• [THE RECORDS]:
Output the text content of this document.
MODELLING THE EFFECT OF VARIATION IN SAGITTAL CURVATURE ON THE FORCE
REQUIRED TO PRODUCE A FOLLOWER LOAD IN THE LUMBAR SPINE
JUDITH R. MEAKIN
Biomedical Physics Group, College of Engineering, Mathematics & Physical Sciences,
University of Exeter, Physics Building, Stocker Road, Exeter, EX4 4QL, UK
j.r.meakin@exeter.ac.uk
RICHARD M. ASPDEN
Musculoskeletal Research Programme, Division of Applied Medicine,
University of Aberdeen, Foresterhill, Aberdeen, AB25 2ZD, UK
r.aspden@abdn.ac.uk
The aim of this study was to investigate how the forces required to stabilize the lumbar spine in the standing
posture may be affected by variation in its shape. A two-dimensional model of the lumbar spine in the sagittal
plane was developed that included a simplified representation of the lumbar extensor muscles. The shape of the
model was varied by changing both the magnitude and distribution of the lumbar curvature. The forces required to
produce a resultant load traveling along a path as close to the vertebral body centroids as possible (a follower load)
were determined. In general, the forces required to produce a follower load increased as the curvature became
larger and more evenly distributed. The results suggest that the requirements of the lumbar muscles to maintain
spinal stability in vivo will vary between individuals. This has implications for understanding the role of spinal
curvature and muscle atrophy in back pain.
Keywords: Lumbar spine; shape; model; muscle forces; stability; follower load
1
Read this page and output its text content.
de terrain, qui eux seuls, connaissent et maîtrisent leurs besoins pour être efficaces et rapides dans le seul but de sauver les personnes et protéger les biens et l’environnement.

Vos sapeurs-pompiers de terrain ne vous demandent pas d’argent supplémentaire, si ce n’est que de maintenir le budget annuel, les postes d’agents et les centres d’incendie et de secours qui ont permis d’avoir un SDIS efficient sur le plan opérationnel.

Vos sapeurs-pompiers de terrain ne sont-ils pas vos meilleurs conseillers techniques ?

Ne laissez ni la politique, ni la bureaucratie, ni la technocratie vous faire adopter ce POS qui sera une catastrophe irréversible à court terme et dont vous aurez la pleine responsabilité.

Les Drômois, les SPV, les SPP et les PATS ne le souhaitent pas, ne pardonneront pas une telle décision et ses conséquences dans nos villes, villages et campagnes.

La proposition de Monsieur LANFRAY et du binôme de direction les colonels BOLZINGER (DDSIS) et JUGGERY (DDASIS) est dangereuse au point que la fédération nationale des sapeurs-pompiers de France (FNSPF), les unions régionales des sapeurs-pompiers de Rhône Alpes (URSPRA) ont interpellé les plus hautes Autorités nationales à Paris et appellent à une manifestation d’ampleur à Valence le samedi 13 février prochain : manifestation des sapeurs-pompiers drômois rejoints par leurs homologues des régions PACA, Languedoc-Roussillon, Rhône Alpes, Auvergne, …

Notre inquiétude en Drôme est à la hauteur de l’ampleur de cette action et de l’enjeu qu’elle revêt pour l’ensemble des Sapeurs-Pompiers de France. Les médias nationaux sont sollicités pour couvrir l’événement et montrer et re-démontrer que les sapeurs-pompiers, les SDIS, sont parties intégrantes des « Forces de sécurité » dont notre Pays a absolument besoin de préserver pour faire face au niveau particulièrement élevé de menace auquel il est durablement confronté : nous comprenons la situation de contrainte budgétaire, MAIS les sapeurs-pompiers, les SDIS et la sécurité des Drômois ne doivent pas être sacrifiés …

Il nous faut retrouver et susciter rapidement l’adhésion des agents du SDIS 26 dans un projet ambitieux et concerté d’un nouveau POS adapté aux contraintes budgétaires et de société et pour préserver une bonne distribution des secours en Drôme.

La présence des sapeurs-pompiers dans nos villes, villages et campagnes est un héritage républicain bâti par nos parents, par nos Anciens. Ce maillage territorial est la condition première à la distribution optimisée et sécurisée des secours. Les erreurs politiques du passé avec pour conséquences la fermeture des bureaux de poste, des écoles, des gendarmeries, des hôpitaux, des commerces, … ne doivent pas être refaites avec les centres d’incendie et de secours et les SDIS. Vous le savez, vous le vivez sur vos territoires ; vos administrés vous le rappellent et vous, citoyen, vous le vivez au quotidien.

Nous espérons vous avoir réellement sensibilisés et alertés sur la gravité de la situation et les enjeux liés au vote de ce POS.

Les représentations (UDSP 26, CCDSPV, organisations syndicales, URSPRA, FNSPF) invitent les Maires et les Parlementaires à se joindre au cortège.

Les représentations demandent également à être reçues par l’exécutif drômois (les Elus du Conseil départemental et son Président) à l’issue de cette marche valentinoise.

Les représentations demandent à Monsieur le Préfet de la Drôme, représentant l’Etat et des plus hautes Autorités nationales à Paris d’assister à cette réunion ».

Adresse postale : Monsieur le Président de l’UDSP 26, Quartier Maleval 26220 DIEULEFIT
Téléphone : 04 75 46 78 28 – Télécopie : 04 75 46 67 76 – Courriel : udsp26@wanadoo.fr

• [STATED PROBLEM]: Your answer should be one number: the count of lines in the data above that include the word "plus".

• [EXERCISE ANSWER]: 2